Stored records:
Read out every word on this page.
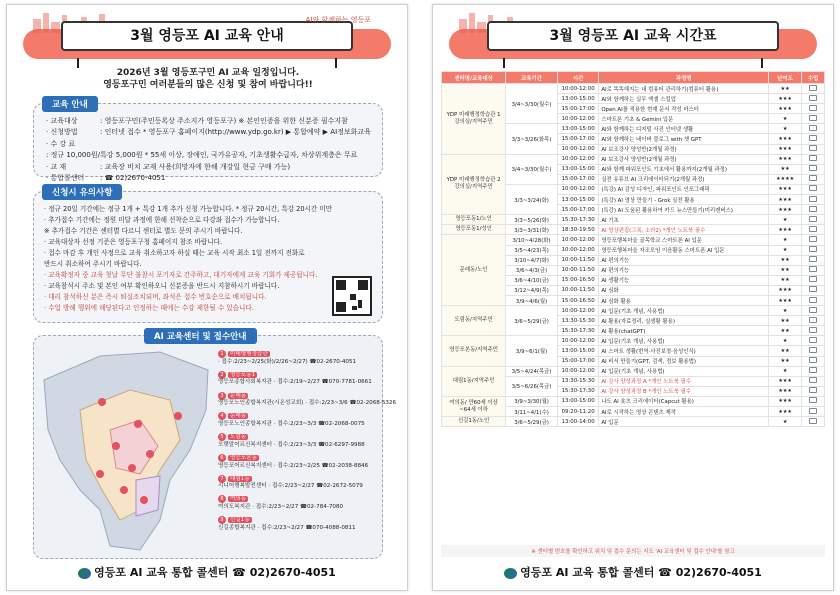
3월 영등포 AI 교육 안내
AI와 함께하는 영등포
2026년 3월 영등포구민 AI 교육 일정입니다.
영등포구민 여러분들의 많은 신청 및 참여 바랍니다!!
교육 안내
· 교육대상	: 영등포구민(주민등록상 주소지가 영등포구) ※ 본인인증을 위한 신분증 필수지참
· 신청방법	: 인터넷 접수 * 영등포구 홈페이지(http://www.ydp.go.kr) ▶ 통합예약 ▶ AI정보화교육
· 수 강 료: 정규 10,000원/특강 5,000원 * 55세 이상, 장애인, 국가유공자, 기초생활수급자, 차상위계층은 무료
· 교 재	: 교육장 비치 교재 사용(희망자에 한해 개강일 현금 구매 가능)
· 통합콜센터 : ☎ 02)2670-4051
신청시 유의사항
· 정규 20일 기간에는 정규 1개 + 특강 1개 추가 신청 가능합니다. * 정규 20시간, 특강 20시간 미만
· 추가접수 기간에는 정원 미달 과정에 한해 선착순으로 다강좌 접수가 가능합니다.
※ 추가접수 기간은 센터별 다르니 센터로 별도 문의 주시기 바랍니다.
· 교육대상자 선정 기준은 영등포구청 홈페이지 참조 바랍니다.
· 접수 마감 후 개인 사정으로 교육 취소하고자 하실 때는 교육 시작 최소 1일 전까지 전화로
반드시 취소하여 주시기 바랍니다.
· 교육확정자 중 교육 첫날 무단 불참시 포기자로 간주하고, 대기자에게 교육 기회가 제공됩니다.
· 교육참석시 주소 및 본인 여부 확인하오니 신분증을 반드시 지참하시기 바랍니다.
· 대리 참석하신 분은 즉시 퇴실조치되며, 좌석은 접수 번호순으로 배치됩니다.
· 수업 방해 행위에 해당된다고 인정하는 때에는 수강 제한될 수 있습니다.
AI 교육센터 및 접수안내
1 미래형행정습관
· 접수:2/23~2/25(화)/2/26~2/27) ☎02-2670-4051
2 영등포동1
영등포종합사회복지관 · 접수:2/19~2/27 ☎070-7781-0661
3 문래동
영등포노인종합복지관(시온성교회) · 접수:2/23~3/6 ☎02-2068-5326
4 문래동
영등포노인종합복지관 · 접수:2/23~3/3 ☎02-2068-0075
5 도림동
모랫말어르신복지센터 · 접수:2/23~3/3 ☎02-6297-9988
6 영등포본동
영등포어르신복지센터 · 접수:2/23~2/25 ☎02-2038-8846
7 대림1동
시니어행복발전센터 · 접수:2/23~2/27 ☎02-2672-5079
8 여의동
여의도복지관 · 접수:2/23~2/27 ☎02-784-7080
9 신길1동
신길종합복지관 · 접수:2/23~2/27 ☎070-4088-0811
영등포 AI 교육 통합 콜센터 ☎ 02)2670-4051
3월 영등포 AI 교육 시간표
센터명/교육대상	교육기간	시간	과정명	난이도	수업
YDP 미래행정학습관 1 강의실/지역주민	3/4~3/30(월수)	10:00-12:00	AI로 똑똑해지는 내 컴퓨터 관리하기(컴퓨터 활용)	★★	
		13:00-15:00	AI와 함께하는 실무 엑셀 스킬업	★★★	
		15:00-17:00	Open AI를 적용한 현재 문서 작성 마스터	★★★	
		10:00-12:00	스마트폰 기초 & Gemini 입문	★	
	3/3~3/26(화목)	13:00-15:00	AI와 함께하는 디지털 사진 인터넷 생활	★	
		15:00-17:00	AI와 함께하는 네이버 블로그 with 챗 GPT	★★★	
		10:00-12:00	AI 보조강사 양성반(2개월 과정)	★★★	
YDP 미래행정학습관 2 강의실/지역주민	3/4~3/30(월수)	10:00-12:00	AI 보조강사 양성반(2개월 과정)	★★★	
		13:00-15:00	AI와 함께 파워포인트 기초에서 활용까지(2개월 과정)	★★	
		15:00-17:00	실전 유튜브 AI 크리에이터되기(2개월 과정)	★★★★	
	3/3~3/24(화)	10:00-12:00	(특강) AI 감성 디자인, 파워포인트 인포그래픽	★★★	
		13:00-15:00	(특강) AI 영상 만들기 - Grok 실전 활용	★★★	
		15:00-17:00	(특강) AI 도움된 활용하여 카드 뉴스만들기(미리캔버스)	★★★	
영등포동1/노인	3/3~5/26(화)	15:30-17:30	AI 기초	★	
영등포동1/성인	3/3~3/31(화)	18:30-19:50	AI 영상편집(그록, 소라2) *개인 노트북 필수	★★★	
문래동/노인	3/10~4/28(화)	10:00-12:00	영등포행복마을 골목학교 스마트폰 AI 입문	★	
	3/5~4/23(목)	10:00-12:00	영등포행복마을 자조모임 이음활동 스마트폰 AI 입문	★	
	3/10~4/7(화)	10:00-11:50	AI 편의기능	★★	
	3/6~4/3(금)	10:00-11:50	AI 편의기능	★★	
	3/6~4/10(금)	15:00-16:50	AI 생활기능	★★	
	3/12~4/9(목)	10:00-11:50	AI 심화	★★★	
	3/9~4/6(월)	15:00-16:50	AI 심화 활용	★★★	
도림동/지역주민	3/6~5/29(금)	10:00-12:00	AI 입문(기초 개념, 사용법)	★	
		13:30-15:30	AI 활용(자료정리, 실생활 활용)	★★	
		15:30-17:30	AI 활용(chatGPT)	★★	
영등포본동/지역주민	3/9~6/1(월)	10:00-12:00	AI 입문(기초 개념, 사용법)	★	
		13:00-15:00	AI 스마트 생활(번역·사진보정·음성인식)	★★	
		15:00-17:00	AI 비서 만들기(GPT, 검색, 정보 활용법)	★★	
대림1동/지역주민	3/5~4/24(목금)	10:00-12:00	AI 입문(기초 개념, 사용법)	★	
	3/5~6/26(목금)	13:30-15:30	AI 강사 양성과정 A *개인 노트북 필수	★★★	
		15:30-17:30	AI 강사 양성과정 B *개인 노트북 필수	★★★	
여의동/ 만60세 이상~64세 이하	3/9~3/30(월)	13:00-15:00	나도 AI 숏츠 크리에이터(Capcut 활용)	★★★	
	3/11~4/1(수)	09:20-11:20	AI로 시작하는 영상 콘텐츠 제작	★★★	
신길1동/노인	3/6~5/29(금)	13:00-14:00	AI 입문	★	
※ 센터별 번호를 확인하고 위치 및 접수 문의는 지도 'AI 교육센터 및 접수 안내'를 참고
영등포 AI 교육 통합 콜센터 ☎ 02)2670-4051
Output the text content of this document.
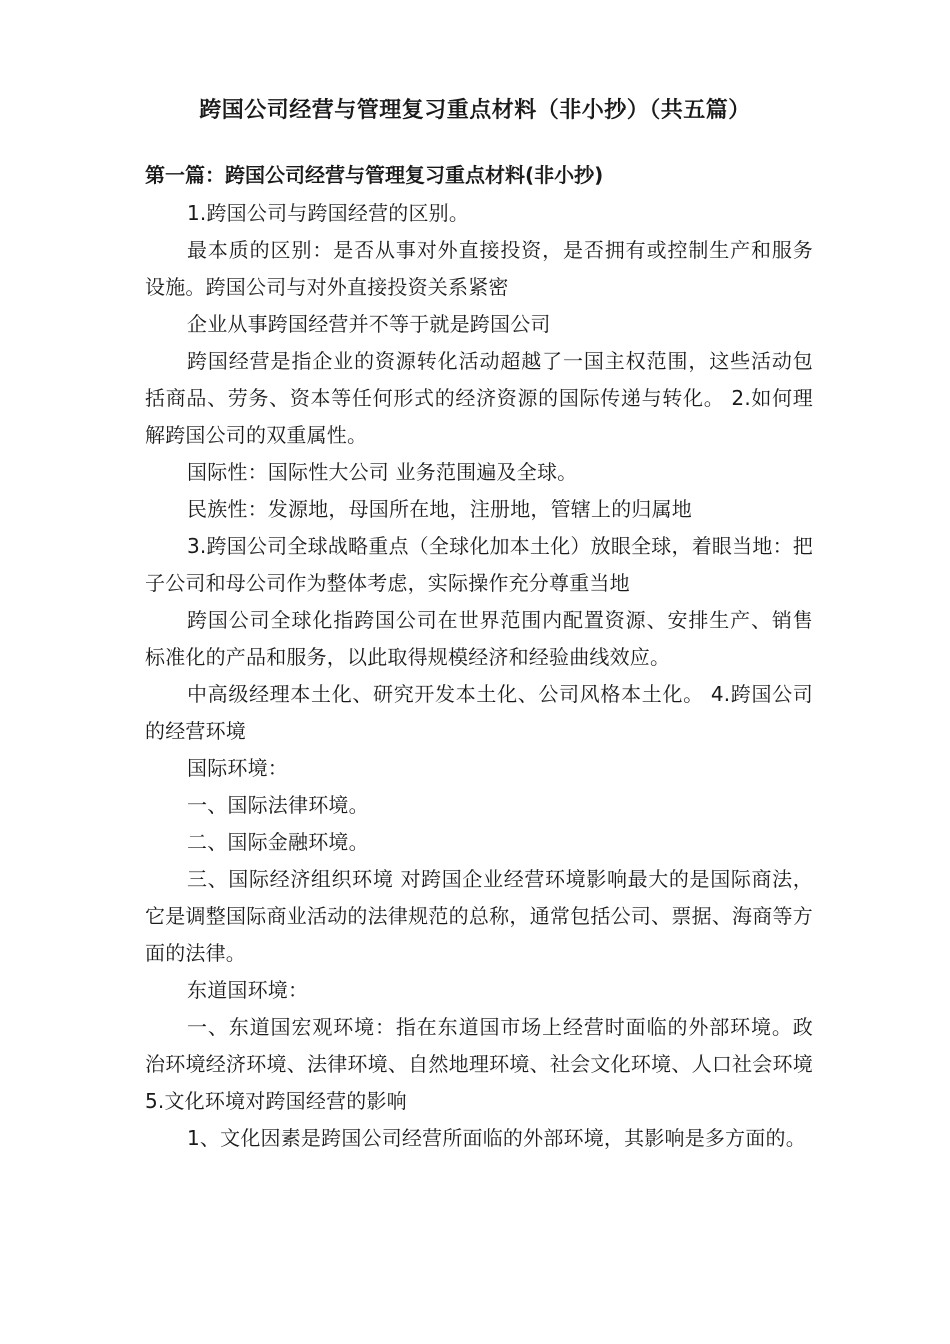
跨国公司经营与管理复习重点材料（非小抄）（共五篇）
第一篇：跨国公司经营与管理复习重点材料(非小抄)

1.跨国公司与跨国经营的区别。

最本质的区别：是否从事对外直接投资，是否拥有或控制生产和服务设施。跨国公司与对外直接投资关系紧密

企业从事跨国经营并不等于就是跨国公司

跨国经营是指企业的资源转化活动超越了一国主权范围，这些活动包括商品、劳务、资本等任何形式的经济资源的国际传递与转化。 2.如何理解跨国公司的双重属性。

国际性：国际性大公司 业务范围遍及全球。

民族性：发源地，母国所在地，注册地，管辖上的归属地

3.跨国公司全球战略重点（全球化加本土化）放眼全球，着眼当地：把子公司和母公司作为整体考虑，实际操作充分尊重当地

跨国公司全球化指跨国公司在世界范围内配置资源、安排生产、销售标准化的产品和服务，以此取得规模经济和经验曲线效应。

中高级经理本土化、研究开发本土化、公司风格本土化。 4.跨国公司的经营环境

国际环境：

一、国际法律环境。

二、国际金融环境。

三、国际经济组织环境 对跨国企业经营环境影响最大的是国际商法，它是调整国际商业活动的法律规范的总称，通常包括公司、票据、海商等方面的法律。

东道国环境：

一、东道国宏观环境：指在东道国市场上经营时面临的外部环境。政治环境经济环境、法律环境、自然地理环境、社会文化环境、人口社会环境 5.文化环境对跨国经营的影响

1、文化因素是跨国公司经营所面临的外部环境，其影响是多方面的。
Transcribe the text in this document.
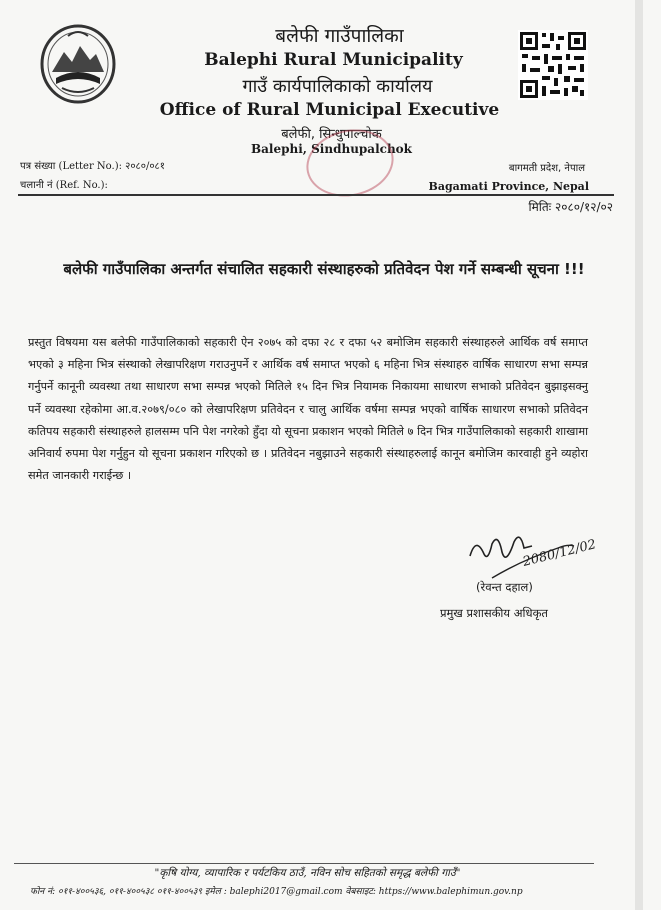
बलेफी गाउँपालिका
Balephi Rural Municipality
गाउँ कार्यपालिकाको कार्यालय
Office of Rural Municipal Executive
बलेफी, सिन्धुपाल्चोक
Balephi, Sindhupalchok
पत्र संख्या (Letter No.): २०८०/०८१
चलानी नं (Ref. No.):
बागमती प्रदेश, नेपाल
Bagamati Province, Nepal
मितिः २०८०/१२/०२
बलेफी गाउँपालिका अन्तर्गत संचालित सहकारी संस्थाहरुको प्रतिवेदन पेश गर्ने सम्बन्धी सूचना !!!

प्रस्तुत विषयमा यस बलेफी गाउँपालिकाको सहकारी ऐन २०७५ को दफा २८ र दफा ५२ बमोजिम सहकारी संस्थाहरुले आर्थिक वर्ष समाप्त भएको ३ महिना भित्र संस्थाको लेखापरिक्षण गराउनुपर्ने र आर्थिक वर्ष समाप्त भएको ६ महिना भित्र संस्थाहरु वार्षिक साधारण सभा सम्पन्न गर्नुपर्ने कानूनी व्यवस्था तथा साधारण सभा सम्पन्न भएको मितिले १५ दिन भित्र नियामक निकायमा साधारण सभाको प्रतिवेदन बुझाइसक्नु पर्ने व्यवस्था रहेकोमा आ.व.२०७९/०८० को लेखापरिक्षण प्रतिवेदन र चालु आर्थिक वर्षमा सम्पन्न भएको वार्षिक साधारण सभाको प्रतिवेदन कतिपय सहकारी संस्थाहरुले हालसम्म पनि पेश नगरेको हुँदा यो सूचना प्रकाशन भएको मितिले ७ दिन भित्र गाउँपालिकाको सहकारी शाखामा अनिवार्य रुपमा पेश गर्नुहुन यो सूचना प्रकाशन गरिएको छ । प्रतिवेदन नबुझाउने सहकारी संस्थाहरुलाई कानून बमोजिम कारवाही हुने व्यहोरा समेत जानकारी गराईन्छ ।

2080/12/02
(रेवन्त दहाल)
प्रमुख प्रशासकीय अधिकृत
"कृषि योग्य, व्यापारिक र पर्यटकिय ठाउँ, नविन सोच सहितको समृद्ध बलेफी गाउँ"
फोन नं: ०११-४००५३६, ०११-४००५३८ ०११-४००५३९ इमेल : balephi2017@gmail.com वेबसाइट: https://www.balephimun.gov.np
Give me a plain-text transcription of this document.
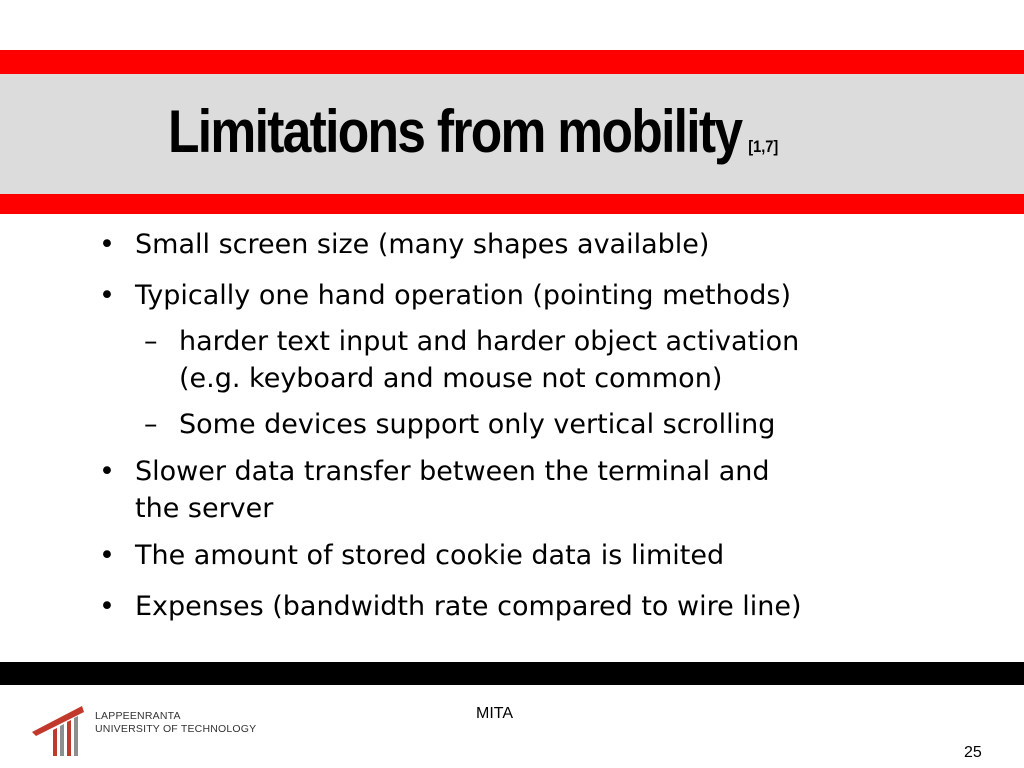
Limitations from mobility [1,7]
• Small screen size (many shapes available)
• Typically one hand operation (pointing methods)
– harder text input and harder object activation
(e.g. keyboard and mouse not common)
– Some devices support only vertical scrolling
• Slower data transfer between the terminal and
the server
• The amount of stored cookie data is limited
• Expenses (bandwidth rate compared to wire line)
LAPPEENRANTA
UNIVERSITY OF TECHNOLOGY
MITA
25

OBJECTIVE: Output exactly the lines from the one containing "Give me a plain-text" through the last line of the records above, both included, and leave out the pictures.

FINISHED ANSWER:
Give me a plain-text transcription of this document.
Limitations from mobility [1,7]
• Small screen size (many shapes available)
• Typically one hand operation (pointing methods)
– harder text input and harder object activation
(e.g. keyboard and mouse not common)
– Some devices support only vertical scrolling
• Slower data transfer between the terminal and
the server
• The amount of stored cookie data is limited
• Expenses (bandwidth rate compared to wire line)
LAPPEENRANTA
UNIVERSITY OF TECHNOLOGY
MITA
25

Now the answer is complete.